=== Work to do ===
Give the number of lines in the entries that contain "mesas". State only the count.

=== Stored data ===
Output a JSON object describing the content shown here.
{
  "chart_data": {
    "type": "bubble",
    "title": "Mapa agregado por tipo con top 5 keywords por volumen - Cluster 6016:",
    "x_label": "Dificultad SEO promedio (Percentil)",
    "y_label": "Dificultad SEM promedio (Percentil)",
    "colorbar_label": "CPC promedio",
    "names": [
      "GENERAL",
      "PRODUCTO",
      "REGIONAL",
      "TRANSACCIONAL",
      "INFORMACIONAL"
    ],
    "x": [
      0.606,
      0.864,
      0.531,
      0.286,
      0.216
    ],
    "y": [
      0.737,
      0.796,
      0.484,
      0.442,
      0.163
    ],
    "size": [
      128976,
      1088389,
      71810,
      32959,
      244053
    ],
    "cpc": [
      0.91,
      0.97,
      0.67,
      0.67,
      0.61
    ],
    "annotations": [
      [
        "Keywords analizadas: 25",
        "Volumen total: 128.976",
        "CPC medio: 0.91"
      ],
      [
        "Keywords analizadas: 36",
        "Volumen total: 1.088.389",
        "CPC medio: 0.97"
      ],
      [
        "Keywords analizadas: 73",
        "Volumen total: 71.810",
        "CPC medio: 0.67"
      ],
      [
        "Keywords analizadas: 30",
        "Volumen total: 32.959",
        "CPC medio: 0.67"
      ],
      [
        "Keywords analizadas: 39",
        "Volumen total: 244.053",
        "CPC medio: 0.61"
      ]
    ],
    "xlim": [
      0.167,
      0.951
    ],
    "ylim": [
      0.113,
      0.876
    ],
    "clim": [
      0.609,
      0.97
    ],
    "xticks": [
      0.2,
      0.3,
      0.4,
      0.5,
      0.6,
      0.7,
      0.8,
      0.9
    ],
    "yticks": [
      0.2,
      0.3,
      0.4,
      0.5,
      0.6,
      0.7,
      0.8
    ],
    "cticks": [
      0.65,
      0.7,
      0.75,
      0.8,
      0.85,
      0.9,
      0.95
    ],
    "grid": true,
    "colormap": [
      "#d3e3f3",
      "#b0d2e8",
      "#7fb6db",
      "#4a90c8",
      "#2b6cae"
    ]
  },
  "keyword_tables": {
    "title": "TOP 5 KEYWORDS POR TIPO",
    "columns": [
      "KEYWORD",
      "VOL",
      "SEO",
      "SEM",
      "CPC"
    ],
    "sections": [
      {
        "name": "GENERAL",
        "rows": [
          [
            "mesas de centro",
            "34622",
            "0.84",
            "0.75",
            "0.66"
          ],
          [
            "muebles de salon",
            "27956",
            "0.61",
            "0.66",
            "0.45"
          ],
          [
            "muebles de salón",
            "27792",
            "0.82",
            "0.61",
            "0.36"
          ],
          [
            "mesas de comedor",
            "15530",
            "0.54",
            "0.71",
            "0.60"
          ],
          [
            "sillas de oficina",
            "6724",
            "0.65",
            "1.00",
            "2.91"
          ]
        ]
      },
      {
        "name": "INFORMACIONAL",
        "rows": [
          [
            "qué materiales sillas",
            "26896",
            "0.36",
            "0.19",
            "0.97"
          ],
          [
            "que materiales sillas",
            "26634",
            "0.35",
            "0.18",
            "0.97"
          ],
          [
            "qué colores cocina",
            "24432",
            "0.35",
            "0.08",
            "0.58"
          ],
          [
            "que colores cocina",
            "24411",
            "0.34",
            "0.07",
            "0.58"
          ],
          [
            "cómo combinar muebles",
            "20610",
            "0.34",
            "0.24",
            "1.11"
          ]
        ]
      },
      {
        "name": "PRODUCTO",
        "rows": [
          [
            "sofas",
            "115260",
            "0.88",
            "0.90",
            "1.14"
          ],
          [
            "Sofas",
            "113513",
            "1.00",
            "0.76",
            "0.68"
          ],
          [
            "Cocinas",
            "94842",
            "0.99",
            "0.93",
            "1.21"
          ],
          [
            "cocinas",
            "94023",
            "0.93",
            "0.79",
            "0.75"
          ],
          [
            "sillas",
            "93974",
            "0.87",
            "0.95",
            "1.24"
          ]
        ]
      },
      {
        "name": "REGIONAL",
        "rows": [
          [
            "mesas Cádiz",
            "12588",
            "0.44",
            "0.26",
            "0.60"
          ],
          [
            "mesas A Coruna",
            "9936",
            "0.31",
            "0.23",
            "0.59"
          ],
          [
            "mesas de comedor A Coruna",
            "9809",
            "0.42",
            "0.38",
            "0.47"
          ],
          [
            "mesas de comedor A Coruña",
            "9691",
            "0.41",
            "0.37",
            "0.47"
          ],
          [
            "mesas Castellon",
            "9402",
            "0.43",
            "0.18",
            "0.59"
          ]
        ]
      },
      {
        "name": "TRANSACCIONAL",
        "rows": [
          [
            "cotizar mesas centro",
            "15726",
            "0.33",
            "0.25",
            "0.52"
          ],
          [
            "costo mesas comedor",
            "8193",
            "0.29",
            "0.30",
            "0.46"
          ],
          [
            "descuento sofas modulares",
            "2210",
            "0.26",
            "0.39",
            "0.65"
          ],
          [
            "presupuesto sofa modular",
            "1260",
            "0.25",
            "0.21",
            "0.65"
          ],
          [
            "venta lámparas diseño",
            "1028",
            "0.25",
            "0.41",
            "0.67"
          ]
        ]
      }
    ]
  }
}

=== Final result ===
9